-- START OF Material supplied --

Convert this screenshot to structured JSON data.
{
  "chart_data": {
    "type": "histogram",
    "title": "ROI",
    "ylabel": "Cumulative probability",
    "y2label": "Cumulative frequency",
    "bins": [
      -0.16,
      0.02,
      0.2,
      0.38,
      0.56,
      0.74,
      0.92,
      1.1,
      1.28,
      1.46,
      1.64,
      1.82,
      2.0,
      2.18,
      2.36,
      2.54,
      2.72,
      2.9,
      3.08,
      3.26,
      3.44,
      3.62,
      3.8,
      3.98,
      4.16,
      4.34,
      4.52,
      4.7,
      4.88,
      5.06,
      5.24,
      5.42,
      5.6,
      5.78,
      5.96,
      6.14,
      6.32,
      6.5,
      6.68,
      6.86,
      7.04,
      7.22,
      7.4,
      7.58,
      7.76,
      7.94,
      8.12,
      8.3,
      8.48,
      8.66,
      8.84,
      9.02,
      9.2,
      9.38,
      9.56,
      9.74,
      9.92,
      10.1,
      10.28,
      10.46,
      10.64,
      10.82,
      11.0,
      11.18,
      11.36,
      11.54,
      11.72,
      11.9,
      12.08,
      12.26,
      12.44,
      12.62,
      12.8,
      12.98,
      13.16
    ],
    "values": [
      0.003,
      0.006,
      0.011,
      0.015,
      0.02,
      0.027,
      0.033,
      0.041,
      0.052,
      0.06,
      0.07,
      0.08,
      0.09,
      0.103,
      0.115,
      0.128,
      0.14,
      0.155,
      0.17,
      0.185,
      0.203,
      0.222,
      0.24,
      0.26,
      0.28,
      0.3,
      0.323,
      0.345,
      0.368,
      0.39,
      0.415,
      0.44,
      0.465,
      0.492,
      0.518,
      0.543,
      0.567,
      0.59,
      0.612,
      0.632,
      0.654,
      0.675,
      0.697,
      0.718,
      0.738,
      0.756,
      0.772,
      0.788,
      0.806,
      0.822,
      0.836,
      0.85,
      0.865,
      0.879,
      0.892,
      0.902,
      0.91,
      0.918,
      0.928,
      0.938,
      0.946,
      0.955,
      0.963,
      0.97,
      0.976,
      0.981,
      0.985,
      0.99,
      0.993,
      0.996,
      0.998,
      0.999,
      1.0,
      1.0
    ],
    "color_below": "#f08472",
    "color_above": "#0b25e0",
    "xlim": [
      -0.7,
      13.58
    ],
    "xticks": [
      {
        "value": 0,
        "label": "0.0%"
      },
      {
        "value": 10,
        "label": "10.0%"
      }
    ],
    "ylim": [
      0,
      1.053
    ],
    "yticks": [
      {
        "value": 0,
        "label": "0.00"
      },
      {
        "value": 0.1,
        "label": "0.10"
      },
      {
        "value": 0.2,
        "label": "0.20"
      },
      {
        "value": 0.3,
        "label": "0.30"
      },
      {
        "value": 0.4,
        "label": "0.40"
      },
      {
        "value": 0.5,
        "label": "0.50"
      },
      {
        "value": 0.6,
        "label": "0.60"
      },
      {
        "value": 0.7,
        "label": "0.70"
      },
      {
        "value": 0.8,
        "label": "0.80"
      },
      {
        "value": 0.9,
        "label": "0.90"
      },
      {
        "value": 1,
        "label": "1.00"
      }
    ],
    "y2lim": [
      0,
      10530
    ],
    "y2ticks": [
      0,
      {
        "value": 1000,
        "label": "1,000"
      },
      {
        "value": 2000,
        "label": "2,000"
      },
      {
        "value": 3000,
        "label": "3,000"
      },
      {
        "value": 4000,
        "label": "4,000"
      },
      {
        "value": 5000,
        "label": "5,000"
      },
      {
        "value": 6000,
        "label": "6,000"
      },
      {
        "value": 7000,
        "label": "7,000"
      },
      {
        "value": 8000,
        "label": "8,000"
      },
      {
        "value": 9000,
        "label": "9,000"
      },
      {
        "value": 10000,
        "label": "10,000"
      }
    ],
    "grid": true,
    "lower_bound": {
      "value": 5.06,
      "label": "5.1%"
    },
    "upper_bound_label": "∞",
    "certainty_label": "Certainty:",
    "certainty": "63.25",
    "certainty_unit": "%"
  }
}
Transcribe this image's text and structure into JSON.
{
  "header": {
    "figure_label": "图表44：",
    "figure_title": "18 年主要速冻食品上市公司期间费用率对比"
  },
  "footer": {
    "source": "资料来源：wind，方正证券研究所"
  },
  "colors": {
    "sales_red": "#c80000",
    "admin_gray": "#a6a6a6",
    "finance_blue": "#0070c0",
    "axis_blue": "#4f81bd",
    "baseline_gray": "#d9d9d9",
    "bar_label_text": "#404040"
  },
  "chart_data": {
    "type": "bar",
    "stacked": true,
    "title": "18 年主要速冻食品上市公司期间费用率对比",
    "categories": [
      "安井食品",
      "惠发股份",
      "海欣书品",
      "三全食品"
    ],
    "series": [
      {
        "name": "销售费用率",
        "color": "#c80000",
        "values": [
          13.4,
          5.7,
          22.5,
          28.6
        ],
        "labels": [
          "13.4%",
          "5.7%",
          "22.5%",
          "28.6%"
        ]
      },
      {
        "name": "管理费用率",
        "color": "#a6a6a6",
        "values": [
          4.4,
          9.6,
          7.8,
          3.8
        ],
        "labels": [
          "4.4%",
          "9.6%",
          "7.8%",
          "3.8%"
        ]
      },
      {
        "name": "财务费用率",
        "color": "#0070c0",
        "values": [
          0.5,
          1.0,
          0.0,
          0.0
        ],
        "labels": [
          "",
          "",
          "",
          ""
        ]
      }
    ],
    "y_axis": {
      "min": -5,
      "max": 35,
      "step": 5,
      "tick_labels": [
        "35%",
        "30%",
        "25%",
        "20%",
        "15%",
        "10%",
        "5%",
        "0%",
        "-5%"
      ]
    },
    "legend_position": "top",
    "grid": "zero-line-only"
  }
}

-- END OF Material supplied --

Quote the data in full, keeping each word unchanged.

Convert this screenshot to structured JSON data.
{
  "chart_data": {
    "type": "histogram",
    "title": "ROI",
    "ylabel": "Cumulative probability",
    "y2label": "Cumulative frequency",
    "bins": [
      -0.16,
      0.02,
      0.2,
      0.38,
      0.56,
      0.74,
      0.92,
      1.1,
      1.28,
      1.46,
      1.64,
      1.82,
      2.0,
      2.18,
      2.36,
      2.54,
      2.72,
      2.9,
      3.08,
      3.26,
      3.44,
      3.62,
      3.8,
      3.98,
      4.16,
      4.34,
      4.52,
      4.7,
      4.88,
      5.06,
      5.24,
      5.42,
      5.6,
      5.78,
      5.96,
      6.14,
      6.32,
      6.5,
      6.68,
      6.86,
      7.04,
      7.22,
      7.4,
      7.58,
      7.76,
      7.94,
      8.12,
      8.3,
      8.48,
      8.66,
      8.84,
      9.02,
      9.2,
      9.38,
      9.56,
      9.74,
      9.92,
      10.1,
      10.28,
      10.46,
      10.64,
      10.82,
      11.0,
      11.18,
      11.36,
      11.54,
      11.72,
      11.9,
      12.08,
      12.26,
      12.44,
      12.62,
      12.8,
      12.98,
      13.16
    ],
    "values": [
      0.003,
      0.006,
      0.011,
      0.015,
      0.02,
      0.027,
      0.033,
      0.041,
      0.052,
      0.06,
      0.07,
      0.08,
      0.09,
      0.103,
      0.115,
      0.128,
      0.14,
      0.155,
      0.17,
      0.185,
      0.203,
      0.222,
      0.24,
      0.26,
      0.28,
      0.3,
      0.323,
      0.345,
      0.368,
      0.39,
      0.415,
      0.44,
      0.465,
      0.492,
      0.518,
      0.543,
      0.567,
      0.59,
      0.612,
      0.632,
      0.654,
      0.675,
      0.697,
      0.718,
      0.738,
      0.756,
      0.772,
      0.788,
      0.806,
      0.822,
      0.836,
      0.85,
      0.865,
      0.879,
      0.892,
      0.902,
      0.91,
      0.918,
      0.928,
      0.938,
      0.946,
      0.955,
      0.963,
      0.97,
      0.976,
      0.981,
      0.985,
      0.99,
      0.993,
      0.996,
      0.998,
      0.999,
      1.0,
      1.0
    ],
    "color_below": "#f08472",
    "color_above": "#0b25e0",
    "xlim": [
      -0.7,
      13.58
    ],
    "xticks": [
      {
        "value": 0,
        "label": "0.0%"
      },
      {
        "value": 10,
        "label": "10.0%"
      }
    ],
    "ylim": [
      0,
      1.053
    ],
    "yticks": [
      {
        "value": 0,
        "label": "0.00"
      },
      {
        "value": 0.1,
        "label": "0.10"
      },
      {
        "value": 0.2,
        "label": "0.20"
      },
      {
        "value": 0.3,
        "label": "0.30"
      },
      {
        "value": 0.4,
        "label": "0.40"
      },
      {
        "value": 0.5,
        "label": "0.50"
      },
      {
        "value": 0.6,
        "label": "0.60"
      },
      {
        "value": 0.7,
        "label": "0.70"
      },
      {
        "value": 0.8,
        "label": "0.80"
      },
      {
        "value": 0.9,
        "label": "0.90"
      },
      {
        "value": 1,
        "label": "1.00"
      }
    ],
    "y2lim": [
      0,
      10530
    ],
    "y2ticks": [
      0,
      {
        "value": 1000,
        "label": "1,000"
      },
      {
        "value": 2000,
        "label": "2,000"
      },
      {
        "value": 3000,
        "label": "3,000"
      },
      {
        "value": 4000,
        "label": "4,000"
      },
      {
        "value": 5000,
        "label": "5,000"
      },
      {
        "value": 6000,
        "label": "6,000"
      },
      {
        "value": 7000,
        "label": "7,000"
      },
      {
        "value": 8000,
        "label": "8,000"
      },
      {
        "value": 9000,
        "label": "9,000"
      },
      {
        "value": 10000,
        "label": "10,000"
      }
    ],
    "grid": true,
    "lower_bound": {
      "value": 5.06,
      "label": "5.1%"
    },
    "upper_bound_label": "∞",
    "certainty_label": "Certainty:",
    "certainty": "63.25",
    "certainty_unit": "%"
  }
}
Transcribe this image's text and structure into JSON.
{
  "header": {
    "figure_label": "图表44：",
    "figure_title": "18 年主要速冻食品上市公司期间费用率对比"
  },
  "footer": {
    "source": "资料来源：wind，方正证券研究所"
  },
  "colors": {
    "sales_red": "#c80000",
    "admin_gray": "#a6a6a6",
    "finance_blue": "#0070c0",
    "axis_blue": "#4f81bd",
    "baseline_gray": "#d9d9d9",
    "bar_label_text": "#404040"
  },
  "chart_data": {
    "type": "bar",
    "stacked": true,
    "title": "18 年主要速冻食品上市公司期间费用率对比",
    "categories": [
      "安井食品",
      "惠发股份",
      "海欣书品",
      "三全食品"
    ],
    "series": [
      {
        "name": "销售费用率",
        "color": "#c80000",
        "values": [
          13.4,
          5.7,
          22.5,
          28.6
        ],
        "labels": [
          "13.4%",
          "5.7%",
          "22.5%",
          "28.6%"
        ]
      },
      {
        "name": "管理费用率",
        "color": "#a6a6a6",
        "values": [
          4.4,
          9.6,
          7.8,
          3.8
        ],
        "labels": [
          "4.4%",
          "9.6%",
          "7.8%",
          "3.8%"
        ]
      },
      {
        "name": "财务费用率",
        "color": "#0070c0",
        "values": [
          0.5,
          1.0,
          0.0,
          0.0
        ],
        "labels": [
          "",
          "",
          "",
          ""
        ]
      }
    ],
    "y_axis": {
      "min": -5,
      "max": 35,
      "step": 5,
      "tick_labels": [
        "35%",
        "30%",
        "25%",
        "20%",
        "15%",
        "10%",
        "5%",
        "0%",
        "-5%"
      ]
    },
    "legend_position": "top",
    "grid": "zero-line-only"
  }
}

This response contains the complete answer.